[Dataset rows about figures]
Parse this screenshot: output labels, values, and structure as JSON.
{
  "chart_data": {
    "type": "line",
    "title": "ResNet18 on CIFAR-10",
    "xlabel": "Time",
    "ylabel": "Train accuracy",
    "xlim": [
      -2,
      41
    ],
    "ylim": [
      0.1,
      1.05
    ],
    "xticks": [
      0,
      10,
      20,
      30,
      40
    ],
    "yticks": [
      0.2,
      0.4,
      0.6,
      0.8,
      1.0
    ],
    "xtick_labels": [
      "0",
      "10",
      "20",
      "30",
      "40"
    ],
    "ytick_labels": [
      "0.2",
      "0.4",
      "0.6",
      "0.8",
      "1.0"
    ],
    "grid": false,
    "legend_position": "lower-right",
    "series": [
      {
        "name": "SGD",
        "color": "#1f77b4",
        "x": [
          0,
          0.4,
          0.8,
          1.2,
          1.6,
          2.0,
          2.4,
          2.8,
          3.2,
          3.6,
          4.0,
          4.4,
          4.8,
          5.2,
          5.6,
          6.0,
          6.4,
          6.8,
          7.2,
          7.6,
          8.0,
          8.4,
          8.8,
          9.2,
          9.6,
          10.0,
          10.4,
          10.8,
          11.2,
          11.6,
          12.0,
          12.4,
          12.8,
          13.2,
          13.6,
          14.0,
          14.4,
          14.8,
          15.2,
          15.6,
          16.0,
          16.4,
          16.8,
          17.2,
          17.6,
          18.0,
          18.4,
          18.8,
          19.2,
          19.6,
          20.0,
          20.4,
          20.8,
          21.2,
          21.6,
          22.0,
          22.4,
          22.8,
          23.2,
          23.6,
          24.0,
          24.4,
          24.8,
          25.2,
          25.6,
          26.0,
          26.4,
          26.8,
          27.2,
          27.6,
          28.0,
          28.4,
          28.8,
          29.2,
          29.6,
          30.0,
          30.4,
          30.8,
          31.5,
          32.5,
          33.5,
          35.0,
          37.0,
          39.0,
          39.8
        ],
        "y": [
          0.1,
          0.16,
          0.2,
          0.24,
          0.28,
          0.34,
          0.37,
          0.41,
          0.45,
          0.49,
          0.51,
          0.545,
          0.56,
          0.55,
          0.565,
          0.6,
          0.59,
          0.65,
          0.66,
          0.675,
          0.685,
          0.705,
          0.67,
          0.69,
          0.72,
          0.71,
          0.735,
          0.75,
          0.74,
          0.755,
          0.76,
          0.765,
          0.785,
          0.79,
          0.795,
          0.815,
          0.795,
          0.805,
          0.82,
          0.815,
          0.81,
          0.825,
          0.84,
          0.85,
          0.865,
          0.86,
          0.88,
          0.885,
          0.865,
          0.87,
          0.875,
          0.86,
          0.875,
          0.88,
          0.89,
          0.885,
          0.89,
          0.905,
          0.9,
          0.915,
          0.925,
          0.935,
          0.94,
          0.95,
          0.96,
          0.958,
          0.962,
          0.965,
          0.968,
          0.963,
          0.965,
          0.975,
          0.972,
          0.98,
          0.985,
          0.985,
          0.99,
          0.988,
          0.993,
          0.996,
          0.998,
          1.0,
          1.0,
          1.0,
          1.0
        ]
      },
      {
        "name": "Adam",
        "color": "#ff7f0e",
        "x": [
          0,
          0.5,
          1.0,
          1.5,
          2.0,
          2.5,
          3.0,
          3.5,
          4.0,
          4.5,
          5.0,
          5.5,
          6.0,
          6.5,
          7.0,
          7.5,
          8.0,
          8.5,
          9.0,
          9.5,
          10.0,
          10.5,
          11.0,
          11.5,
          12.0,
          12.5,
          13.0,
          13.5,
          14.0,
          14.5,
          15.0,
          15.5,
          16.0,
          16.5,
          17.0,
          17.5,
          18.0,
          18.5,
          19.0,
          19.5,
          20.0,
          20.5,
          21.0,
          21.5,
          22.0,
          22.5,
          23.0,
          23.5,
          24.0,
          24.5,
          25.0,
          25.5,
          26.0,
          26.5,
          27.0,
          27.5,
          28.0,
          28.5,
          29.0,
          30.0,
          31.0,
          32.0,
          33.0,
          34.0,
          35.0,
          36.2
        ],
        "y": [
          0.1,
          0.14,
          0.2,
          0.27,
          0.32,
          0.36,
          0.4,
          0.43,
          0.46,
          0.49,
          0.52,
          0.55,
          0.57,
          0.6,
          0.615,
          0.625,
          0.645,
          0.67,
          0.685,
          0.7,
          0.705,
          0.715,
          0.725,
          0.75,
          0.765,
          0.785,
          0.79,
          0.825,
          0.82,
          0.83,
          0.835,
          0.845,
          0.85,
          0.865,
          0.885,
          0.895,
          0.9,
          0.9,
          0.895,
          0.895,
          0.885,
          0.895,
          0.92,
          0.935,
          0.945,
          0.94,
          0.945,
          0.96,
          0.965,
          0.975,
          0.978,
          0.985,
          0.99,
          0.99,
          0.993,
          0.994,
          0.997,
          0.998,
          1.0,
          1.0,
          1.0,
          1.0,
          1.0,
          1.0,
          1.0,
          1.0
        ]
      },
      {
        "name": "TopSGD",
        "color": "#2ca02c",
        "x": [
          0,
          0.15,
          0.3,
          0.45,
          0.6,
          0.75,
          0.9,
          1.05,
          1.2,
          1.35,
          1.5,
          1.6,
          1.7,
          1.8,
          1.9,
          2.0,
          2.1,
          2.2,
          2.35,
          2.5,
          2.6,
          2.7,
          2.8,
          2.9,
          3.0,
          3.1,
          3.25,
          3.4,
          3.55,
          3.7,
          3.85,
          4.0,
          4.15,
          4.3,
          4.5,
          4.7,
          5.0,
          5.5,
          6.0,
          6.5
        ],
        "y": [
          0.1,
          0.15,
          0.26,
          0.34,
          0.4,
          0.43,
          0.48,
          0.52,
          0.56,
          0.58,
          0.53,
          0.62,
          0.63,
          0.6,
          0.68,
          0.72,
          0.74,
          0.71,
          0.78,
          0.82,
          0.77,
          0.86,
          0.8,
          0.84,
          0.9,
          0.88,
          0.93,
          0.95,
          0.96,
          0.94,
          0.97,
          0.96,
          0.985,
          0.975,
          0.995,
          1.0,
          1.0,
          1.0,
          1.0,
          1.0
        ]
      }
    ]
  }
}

[What you have to do] Search the data for "color". Copy every line that has it.

[Response to the exercise]
        "color": "#1f77b4",
        "color": "#ff7f0e",
        "color": "#2ca02c",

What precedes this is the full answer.